[Excerpt from a dataset]
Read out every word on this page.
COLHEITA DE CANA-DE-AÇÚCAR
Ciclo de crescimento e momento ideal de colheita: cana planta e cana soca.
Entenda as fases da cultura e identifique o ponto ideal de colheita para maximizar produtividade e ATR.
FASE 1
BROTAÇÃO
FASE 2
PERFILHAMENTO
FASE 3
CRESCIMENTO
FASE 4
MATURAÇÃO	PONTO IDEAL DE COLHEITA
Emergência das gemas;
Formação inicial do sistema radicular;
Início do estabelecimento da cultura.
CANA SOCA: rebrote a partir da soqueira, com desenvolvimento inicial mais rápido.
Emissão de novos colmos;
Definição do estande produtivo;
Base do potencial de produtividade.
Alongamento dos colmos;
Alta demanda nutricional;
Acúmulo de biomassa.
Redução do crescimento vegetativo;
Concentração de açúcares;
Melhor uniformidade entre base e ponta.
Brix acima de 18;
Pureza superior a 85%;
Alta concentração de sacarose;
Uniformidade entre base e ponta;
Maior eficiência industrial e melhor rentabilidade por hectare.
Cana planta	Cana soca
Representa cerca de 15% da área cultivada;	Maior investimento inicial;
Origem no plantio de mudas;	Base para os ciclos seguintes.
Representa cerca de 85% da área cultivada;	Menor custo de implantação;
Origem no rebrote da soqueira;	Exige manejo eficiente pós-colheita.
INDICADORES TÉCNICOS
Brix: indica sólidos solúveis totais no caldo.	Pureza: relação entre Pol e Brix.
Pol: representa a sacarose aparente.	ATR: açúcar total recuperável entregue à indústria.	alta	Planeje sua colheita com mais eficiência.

▶ [TASK INSTRUCTIONS]:
Repeat the material from above exactly, word for word.

▶ [FINAL RESULT]:
Read out every word on this page.
COLHEITA DE CANA-DE-AÇÚCAR
Ciclo de crescimento e momento ideal de colheita: cana planta e cana soca.
Entenda as fases da cultura e identifique o ponto ideal de colheita para maximizar produtividade e ATR.
FASE 1
BROTAÇÃO
FASE 2
PERFILHAMENTO
FASE 3
CRESCIMENTO
FASE 4
MATURAÇÃO	PONTO IDEAL DE COLHEITA
Emergência das gemas;
Formação inicial do sistema radicular;
Início do estabelecimento da cultura.
CANA SOCA: rebrote a partir da soqueira, com desenvolvimento inicial mais rápido.
Emissão de novos colmos;
Definição do estande produtivo;
Base do potencial de produtividade.
Alongamento dos colmos;
Alta demanda nutricional;
Acúmulo de biomassa.
Redução do crescimento vegetativo;
Concentração de açúcares;
Melhor uniformidade entre base e ponta.
Brix acima de 18;
Pureza superior a 85%;
Alta concentração de sacarose;
Uniformidade entre base e ponta;
Maior eficiência industrial e melhor rentabilidade por hectare.
Cana planta	Cana soca
Representa cerca de 15% da área cultivada;	Maior investimento inicial;
Origem no plantio de mudas;	Base para os ciclos seguintes.
Representa cerca de 85% da área cultivada;	Menor custo de implantação;
Origem no rebrote da soqueira;	Exige manejo eficiente pós-colheita.
INDICADORES TÉCNICOS
Brix: indica sólidos solúveis totais no caldo.	Pureza: relação entre Pol e Brix.
Pol: representa a sacarose aparente.	ATR: açúcar total recuperável entregue à indústria.	alta	Planeje sua colheita com mais eficiência.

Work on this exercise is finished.